■ Exercise aim
Take the data below and repeat it exactly.

■ Supplied material
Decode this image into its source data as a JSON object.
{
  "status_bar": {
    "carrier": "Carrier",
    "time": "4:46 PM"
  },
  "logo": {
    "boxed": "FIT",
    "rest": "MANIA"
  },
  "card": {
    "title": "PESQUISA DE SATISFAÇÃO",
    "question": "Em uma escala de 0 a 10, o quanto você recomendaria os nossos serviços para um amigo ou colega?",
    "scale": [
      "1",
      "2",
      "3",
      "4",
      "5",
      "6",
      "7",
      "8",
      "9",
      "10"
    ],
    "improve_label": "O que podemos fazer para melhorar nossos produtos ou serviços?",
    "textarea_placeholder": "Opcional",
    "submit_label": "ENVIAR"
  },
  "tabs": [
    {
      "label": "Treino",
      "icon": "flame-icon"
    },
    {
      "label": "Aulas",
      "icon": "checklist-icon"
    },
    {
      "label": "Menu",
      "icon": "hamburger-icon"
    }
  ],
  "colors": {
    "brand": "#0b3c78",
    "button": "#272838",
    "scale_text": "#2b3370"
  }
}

■ The solution
Decode this image into its source data as a JSON object.
{
  "status_bar": {
    "carrier": "Carrier",
    "time": "4:46 PM"
  },
  "logo": {
    "boxed": "FIT",
    "rest": "MANIA"
  },
  "card": {
    "title": "PESQUISA DE SATISFAÇÃO",
    "question": "Em uma escala de 0 a 10, o quanto você recomendaria os nossos serviços para um amigo ou colega?",
    "scale": [
      "1",
      "2",
      "3",
      "4",
      "5",
      "6",
      "7",
      "8",
      "9",
      "10"
    ],
    "improve_label": "O que podemos fazer para melhorar nossos produtos ou serviços?",
    "textarea_placeholder": "Opcional",
    "submit_label": "ENVIAR"
  },
  "tabs": [
    {
      "label": "Treino",
      "icon": "flame-icon"
    },
    {
      "label": "Aulas",
      "icon": "checklist-icon"
    },
    {
      "label": "Menu",
      "icon": "hamburger-icon"
    }
  ],
  "colors": {
    "brand": "#0b3c78",
    "button": "#272838",
    "scale_text": "#2b3370"
  }
}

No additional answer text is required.